• _Task requirements_: Copy out all lines where "سايت" appears.

• _Excerpted data_:
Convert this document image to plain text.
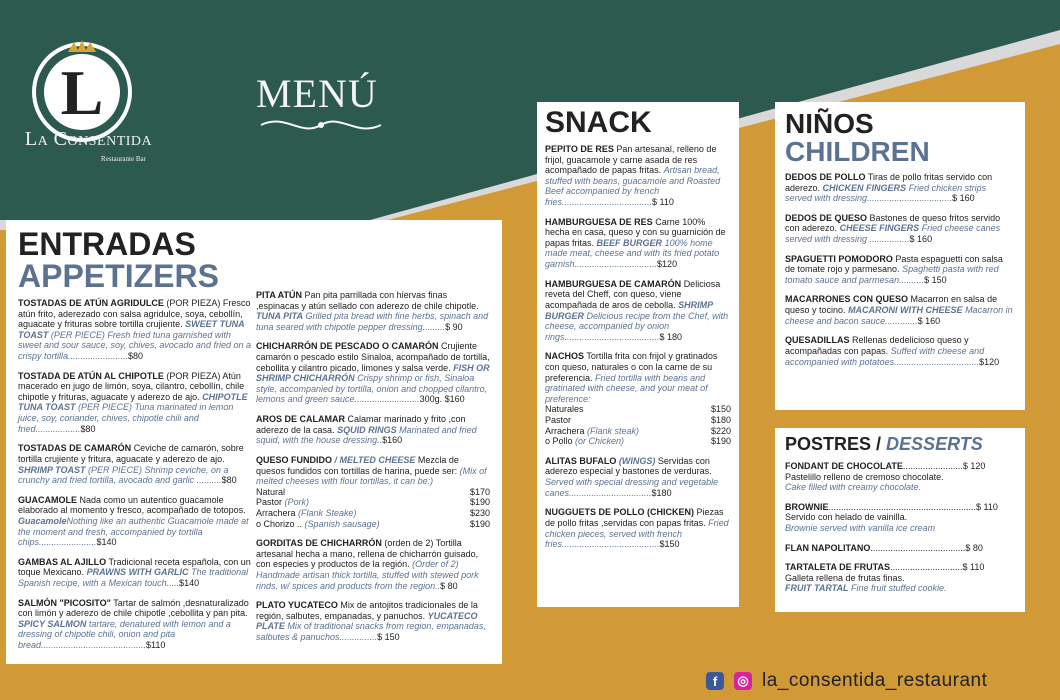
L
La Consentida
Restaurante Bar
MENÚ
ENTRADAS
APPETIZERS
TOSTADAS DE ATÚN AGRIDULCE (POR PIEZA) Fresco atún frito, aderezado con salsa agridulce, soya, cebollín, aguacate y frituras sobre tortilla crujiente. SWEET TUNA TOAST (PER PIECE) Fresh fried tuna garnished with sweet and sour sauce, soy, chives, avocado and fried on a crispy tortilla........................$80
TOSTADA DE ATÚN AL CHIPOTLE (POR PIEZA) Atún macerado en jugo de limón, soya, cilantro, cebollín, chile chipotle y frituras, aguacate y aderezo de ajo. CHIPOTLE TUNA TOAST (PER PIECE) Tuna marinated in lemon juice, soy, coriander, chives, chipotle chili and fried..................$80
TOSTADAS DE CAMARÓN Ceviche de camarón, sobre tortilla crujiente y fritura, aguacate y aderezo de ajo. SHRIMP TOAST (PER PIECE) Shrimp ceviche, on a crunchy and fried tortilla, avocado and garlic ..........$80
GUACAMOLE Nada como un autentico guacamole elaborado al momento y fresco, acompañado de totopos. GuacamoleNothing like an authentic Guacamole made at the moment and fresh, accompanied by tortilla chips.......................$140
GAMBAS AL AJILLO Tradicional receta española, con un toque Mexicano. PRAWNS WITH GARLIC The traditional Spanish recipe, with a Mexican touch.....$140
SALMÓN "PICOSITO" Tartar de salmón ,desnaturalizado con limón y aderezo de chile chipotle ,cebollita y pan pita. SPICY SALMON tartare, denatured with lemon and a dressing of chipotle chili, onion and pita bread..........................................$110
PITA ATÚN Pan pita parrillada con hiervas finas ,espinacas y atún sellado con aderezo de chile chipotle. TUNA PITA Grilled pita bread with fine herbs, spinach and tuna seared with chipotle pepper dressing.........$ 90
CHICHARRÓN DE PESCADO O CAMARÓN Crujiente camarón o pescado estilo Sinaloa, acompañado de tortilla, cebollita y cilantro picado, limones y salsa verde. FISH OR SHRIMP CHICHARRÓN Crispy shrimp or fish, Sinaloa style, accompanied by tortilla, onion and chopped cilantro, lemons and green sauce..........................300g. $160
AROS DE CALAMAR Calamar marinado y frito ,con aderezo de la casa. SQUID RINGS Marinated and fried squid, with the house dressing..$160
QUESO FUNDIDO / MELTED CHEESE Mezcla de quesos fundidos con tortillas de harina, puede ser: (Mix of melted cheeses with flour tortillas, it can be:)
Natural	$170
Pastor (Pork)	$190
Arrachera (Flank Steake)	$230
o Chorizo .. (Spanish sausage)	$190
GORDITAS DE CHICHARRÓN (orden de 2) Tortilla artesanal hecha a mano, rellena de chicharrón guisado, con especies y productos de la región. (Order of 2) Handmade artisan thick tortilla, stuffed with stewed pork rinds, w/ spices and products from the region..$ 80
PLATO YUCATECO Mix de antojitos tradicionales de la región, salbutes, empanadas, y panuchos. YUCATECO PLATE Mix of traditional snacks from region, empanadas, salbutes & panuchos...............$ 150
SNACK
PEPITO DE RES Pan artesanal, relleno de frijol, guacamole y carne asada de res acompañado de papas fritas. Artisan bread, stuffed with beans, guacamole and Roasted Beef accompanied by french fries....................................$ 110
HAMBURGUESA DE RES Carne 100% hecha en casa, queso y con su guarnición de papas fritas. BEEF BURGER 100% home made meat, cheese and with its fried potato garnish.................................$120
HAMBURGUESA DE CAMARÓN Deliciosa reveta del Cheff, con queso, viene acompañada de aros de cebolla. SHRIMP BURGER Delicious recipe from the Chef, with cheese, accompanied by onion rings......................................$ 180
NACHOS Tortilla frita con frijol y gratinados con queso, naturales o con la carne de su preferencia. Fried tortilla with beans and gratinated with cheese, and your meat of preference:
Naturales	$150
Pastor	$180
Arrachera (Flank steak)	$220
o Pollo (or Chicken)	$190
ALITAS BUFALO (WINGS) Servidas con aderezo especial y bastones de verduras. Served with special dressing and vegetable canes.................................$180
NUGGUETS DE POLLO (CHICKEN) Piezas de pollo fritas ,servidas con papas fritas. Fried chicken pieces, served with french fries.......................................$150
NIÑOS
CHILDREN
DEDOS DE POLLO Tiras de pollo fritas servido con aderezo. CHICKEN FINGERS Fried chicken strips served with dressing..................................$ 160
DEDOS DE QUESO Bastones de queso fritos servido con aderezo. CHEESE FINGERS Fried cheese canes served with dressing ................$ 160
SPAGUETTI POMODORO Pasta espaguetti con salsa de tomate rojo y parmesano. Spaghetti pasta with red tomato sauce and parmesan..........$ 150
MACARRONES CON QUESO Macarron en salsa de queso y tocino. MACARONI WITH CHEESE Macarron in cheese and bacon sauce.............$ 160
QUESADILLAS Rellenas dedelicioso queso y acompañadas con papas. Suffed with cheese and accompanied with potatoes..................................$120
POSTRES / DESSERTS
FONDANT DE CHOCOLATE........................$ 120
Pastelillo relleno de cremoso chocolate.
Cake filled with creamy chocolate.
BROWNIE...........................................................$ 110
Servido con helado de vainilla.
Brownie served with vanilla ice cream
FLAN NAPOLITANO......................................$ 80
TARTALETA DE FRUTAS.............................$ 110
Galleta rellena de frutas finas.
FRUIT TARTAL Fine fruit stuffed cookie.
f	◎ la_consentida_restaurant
---
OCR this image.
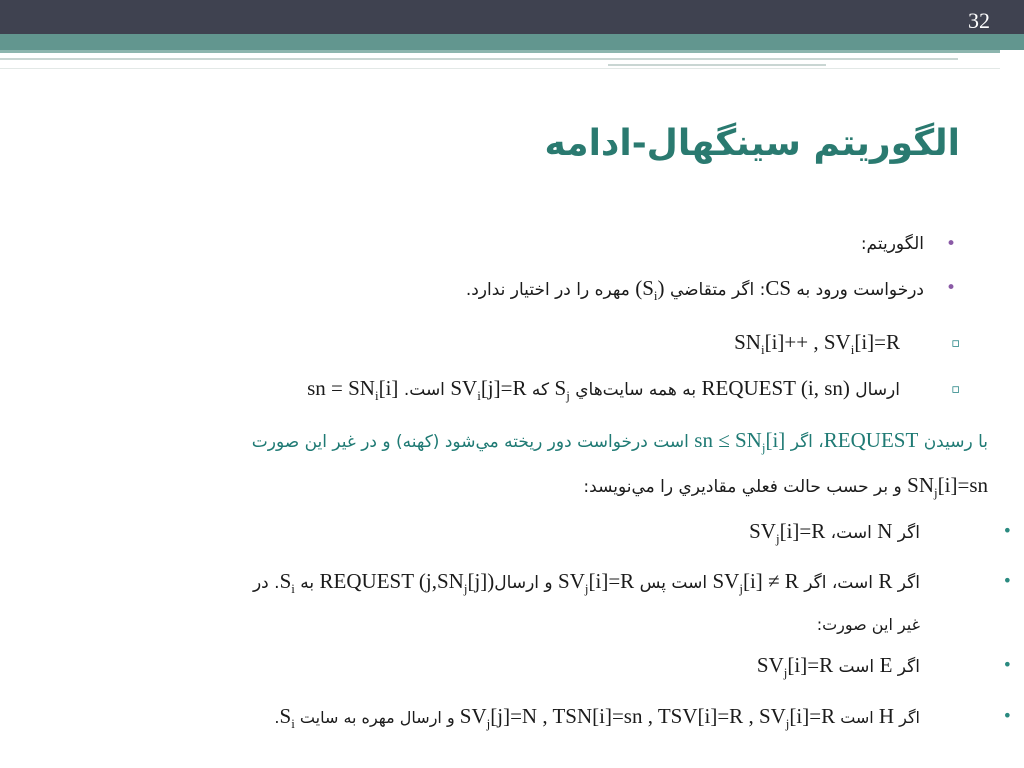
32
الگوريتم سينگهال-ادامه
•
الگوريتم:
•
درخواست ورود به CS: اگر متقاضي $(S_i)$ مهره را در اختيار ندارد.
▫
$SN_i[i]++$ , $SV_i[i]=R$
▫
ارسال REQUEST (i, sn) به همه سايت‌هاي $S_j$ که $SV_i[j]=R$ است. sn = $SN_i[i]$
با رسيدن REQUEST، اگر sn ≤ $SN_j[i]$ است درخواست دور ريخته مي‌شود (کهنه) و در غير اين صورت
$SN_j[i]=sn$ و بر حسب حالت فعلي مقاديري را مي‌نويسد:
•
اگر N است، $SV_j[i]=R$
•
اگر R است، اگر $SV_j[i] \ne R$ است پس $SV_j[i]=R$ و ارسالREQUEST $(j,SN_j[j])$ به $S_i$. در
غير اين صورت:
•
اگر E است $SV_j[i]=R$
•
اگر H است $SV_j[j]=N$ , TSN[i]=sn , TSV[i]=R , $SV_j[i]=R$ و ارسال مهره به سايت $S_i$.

• _Reply_:
ارسال REQUEST (i, sn) به همه سايت‌هاي $S_j$ که $SV_i[j]=R$ است. sn = $SN_i[i]$
اگر H است $SV_j[j]=N$ , TSN[i]=sn , TSV[i]=R , $SV_j[i]=R$ و ارسال مهره به سايت $S_i$.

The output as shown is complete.